== EXTRACTED INFORMATION ==
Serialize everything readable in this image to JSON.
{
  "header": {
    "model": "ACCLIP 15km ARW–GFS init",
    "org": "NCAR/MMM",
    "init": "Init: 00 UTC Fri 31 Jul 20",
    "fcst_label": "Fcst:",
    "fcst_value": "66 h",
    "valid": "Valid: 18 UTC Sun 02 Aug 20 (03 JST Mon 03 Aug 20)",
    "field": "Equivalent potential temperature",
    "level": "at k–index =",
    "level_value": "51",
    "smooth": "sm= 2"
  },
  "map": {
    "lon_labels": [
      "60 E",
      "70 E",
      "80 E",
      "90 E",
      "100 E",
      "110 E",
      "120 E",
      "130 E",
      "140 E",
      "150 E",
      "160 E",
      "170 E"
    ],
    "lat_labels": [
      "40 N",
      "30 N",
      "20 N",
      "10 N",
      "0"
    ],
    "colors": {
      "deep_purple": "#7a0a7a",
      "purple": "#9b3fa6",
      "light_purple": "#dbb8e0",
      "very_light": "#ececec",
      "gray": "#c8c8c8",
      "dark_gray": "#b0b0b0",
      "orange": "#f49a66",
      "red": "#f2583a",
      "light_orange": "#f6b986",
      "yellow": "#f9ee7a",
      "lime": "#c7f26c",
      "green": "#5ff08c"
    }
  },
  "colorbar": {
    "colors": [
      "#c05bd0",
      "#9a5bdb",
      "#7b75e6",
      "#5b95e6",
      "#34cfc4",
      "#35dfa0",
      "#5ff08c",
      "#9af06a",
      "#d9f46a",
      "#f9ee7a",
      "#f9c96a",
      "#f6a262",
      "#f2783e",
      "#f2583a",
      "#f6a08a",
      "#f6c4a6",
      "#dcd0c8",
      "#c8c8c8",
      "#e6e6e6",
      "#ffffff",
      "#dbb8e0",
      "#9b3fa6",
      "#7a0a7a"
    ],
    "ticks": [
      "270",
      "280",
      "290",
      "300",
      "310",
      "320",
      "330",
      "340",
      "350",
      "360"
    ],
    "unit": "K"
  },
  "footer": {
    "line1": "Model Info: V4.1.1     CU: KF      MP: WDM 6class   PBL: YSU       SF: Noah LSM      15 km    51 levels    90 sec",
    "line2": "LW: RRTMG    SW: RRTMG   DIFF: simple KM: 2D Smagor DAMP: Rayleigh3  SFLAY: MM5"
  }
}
===
Please reproduce all of the entries exactly as they stand.

Serialize everything readable in this image to JSON.
{
  "header": {
    "model": "ACCLIP 15km ARW–GFS init",
    "org": "NCAR/MMM",
    "init": "Init: 00 UTC Fri 31 Jul 20",
    "fcst_label": "Fcst:",
    "fcst_value": "66 h",
    "valid": "Valid: 18 UTC Sun 02 Aug 20 (03 JST Mon 03 Aug 20)",
    "field": "Equivalent potential temperature",
    "level": "at k–index =",
    "level_value": "51",
    "smooth": "sm= 2"
  },
  "map": {
    "lon_labels": [
      "60 E",
      "70 E",
      "80 E",
      "90 E",
      "100 E",
      "110 E",
      "120 E",
      "130 E",
      "140 E",
      "150 E",
      "160 E",
      "170 E"
    ],
    "lat_labels": [
      "40 N",
      "30 N",
      "20 N",
      "10 N",
      "0"
    ],
    "colors": {
      "deep_purple": "#7a0a7a",
      "purple": "#9b3fa6",
      "light_purple": "#dbb8e0",
      "very_light": "#ececec",
      "gray": "#c8c8c8",
      "dark_gray": "#b0b0b0",
      "orange": "#f49a66",
      "red": "#f2583a",
      "light_orange": "#f6b986",
      "yellow": "#f9ee7a",
      "lime": "#c7f26c",
      "green": "#5ff08c"
    }
  },
  "colorbar": {
    "colors": [
      "#c05bd0",
      "#9a5bdb",
      "#7b75e6",
      "#5b95e6",
      "#34cfc4",
      "#35dfa0",
      "#5ff08c",
      "#9af06a",
      "#d9f46a",
      "#f9ee7a",
      "#f9c96a",
      "#f6a262",
      "#f2783e",
      "#f2583a",
      "#f6a08a",
      "#f6c4a6",
      "#dcd0c8",
      "#c8c8c8",
      "#e6e6e6",
      "#ffffff",
      "#dbb8e0",
      "#9b3fa6",
      "#7a0a7a"
    ],
    "ticks": [
      "270",
      "280",
      "290",
      "300",
      "310",
      "320",
      "330",
      "340",
      "350",
      "360"
    ],
    "unit": "K"
  },
  "footer": {
    "line1": "Model Info: V4.1.1     CU: KF      MP: WDM 6class   PBL: YSU       SF: Noah LSM      15 km    51 levels    90 sec",
    "line2": "LW: RRTMG    SW: RRTMG   DIFF: simple KM: 2D Smagor DAMP: Rayleigh3  SFLAY: MM5"
  }
}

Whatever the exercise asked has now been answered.